Report every line of the items that contains the string "slider", matching case exactly.

---------- TASK MATERIAL

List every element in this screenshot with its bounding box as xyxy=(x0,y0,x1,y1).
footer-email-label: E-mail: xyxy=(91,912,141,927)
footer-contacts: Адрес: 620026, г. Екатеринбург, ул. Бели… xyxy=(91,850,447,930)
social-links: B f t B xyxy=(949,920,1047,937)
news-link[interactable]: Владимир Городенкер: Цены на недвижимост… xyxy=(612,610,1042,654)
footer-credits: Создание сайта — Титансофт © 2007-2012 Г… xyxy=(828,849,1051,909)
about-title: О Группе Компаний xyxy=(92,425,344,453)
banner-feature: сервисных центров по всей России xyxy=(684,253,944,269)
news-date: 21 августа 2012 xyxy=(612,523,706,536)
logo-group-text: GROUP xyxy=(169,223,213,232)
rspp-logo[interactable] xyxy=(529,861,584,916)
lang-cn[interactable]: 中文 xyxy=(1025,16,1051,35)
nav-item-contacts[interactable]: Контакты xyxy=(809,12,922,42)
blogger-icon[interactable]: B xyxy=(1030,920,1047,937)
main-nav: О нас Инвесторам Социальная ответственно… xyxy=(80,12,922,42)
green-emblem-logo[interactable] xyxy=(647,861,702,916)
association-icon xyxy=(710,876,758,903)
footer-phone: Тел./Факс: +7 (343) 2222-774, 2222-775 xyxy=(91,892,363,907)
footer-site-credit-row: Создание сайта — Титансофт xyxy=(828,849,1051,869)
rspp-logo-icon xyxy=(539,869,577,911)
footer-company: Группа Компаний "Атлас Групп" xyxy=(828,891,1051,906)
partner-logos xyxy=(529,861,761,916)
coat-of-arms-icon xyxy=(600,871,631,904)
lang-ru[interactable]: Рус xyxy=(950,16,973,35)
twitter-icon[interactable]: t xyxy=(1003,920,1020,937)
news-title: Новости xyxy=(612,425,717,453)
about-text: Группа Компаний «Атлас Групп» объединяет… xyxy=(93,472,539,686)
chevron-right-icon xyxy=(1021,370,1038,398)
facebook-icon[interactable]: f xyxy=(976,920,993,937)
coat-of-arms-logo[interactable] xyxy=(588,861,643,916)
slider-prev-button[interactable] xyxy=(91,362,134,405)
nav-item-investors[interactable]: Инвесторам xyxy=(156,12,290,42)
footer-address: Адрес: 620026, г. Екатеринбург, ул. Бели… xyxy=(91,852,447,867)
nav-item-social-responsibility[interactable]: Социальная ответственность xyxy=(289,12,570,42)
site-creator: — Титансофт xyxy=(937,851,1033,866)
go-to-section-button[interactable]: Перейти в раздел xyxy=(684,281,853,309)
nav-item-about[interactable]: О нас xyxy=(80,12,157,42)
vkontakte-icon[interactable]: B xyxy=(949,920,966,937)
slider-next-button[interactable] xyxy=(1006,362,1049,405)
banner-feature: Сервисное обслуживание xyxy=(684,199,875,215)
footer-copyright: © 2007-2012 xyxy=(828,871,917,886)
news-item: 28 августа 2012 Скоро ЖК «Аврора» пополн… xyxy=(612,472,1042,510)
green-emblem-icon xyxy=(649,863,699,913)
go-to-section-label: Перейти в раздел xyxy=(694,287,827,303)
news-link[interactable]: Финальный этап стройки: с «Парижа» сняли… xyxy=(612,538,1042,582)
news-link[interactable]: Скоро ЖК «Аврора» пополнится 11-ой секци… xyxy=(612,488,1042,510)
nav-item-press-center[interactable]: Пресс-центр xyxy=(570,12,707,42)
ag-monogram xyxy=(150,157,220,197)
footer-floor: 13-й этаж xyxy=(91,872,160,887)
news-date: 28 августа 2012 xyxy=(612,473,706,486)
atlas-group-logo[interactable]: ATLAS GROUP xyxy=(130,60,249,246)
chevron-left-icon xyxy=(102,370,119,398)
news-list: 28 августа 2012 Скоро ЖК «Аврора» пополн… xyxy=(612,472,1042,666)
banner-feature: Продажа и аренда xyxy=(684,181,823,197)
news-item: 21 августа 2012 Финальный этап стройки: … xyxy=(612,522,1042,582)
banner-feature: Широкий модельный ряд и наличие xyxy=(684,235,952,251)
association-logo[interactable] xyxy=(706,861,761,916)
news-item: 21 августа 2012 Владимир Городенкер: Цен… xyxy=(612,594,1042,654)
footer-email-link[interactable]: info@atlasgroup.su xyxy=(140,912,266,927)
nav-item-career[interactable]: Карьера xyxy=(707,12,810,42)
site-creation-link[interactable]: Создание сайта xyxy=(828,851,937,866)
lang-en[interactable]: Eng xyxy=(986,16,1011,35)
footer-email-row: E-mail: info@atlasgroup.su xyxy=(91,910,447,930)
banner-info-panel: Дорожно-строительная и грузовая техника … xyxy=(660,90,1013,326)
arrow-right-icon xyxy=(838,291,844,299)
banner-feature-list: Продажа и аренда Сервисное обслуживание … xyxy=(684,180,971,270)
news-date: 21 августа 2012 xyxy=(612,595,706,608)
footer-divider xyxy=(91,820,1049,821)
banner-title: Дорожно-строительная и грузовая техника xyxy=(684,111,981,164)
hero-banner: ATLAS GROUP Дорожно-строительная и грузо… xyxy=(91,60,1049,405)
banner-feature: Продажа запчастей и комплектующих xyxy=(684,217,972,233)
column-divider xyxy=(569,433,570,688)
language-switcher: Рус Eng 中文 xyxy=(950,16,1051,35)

--------------------

== ANSWER ==
slider-prev-button[interactable] xyxy=(91,362,134,405)
slider-next-button[interactable] xyxy=(1006,362,1049,405)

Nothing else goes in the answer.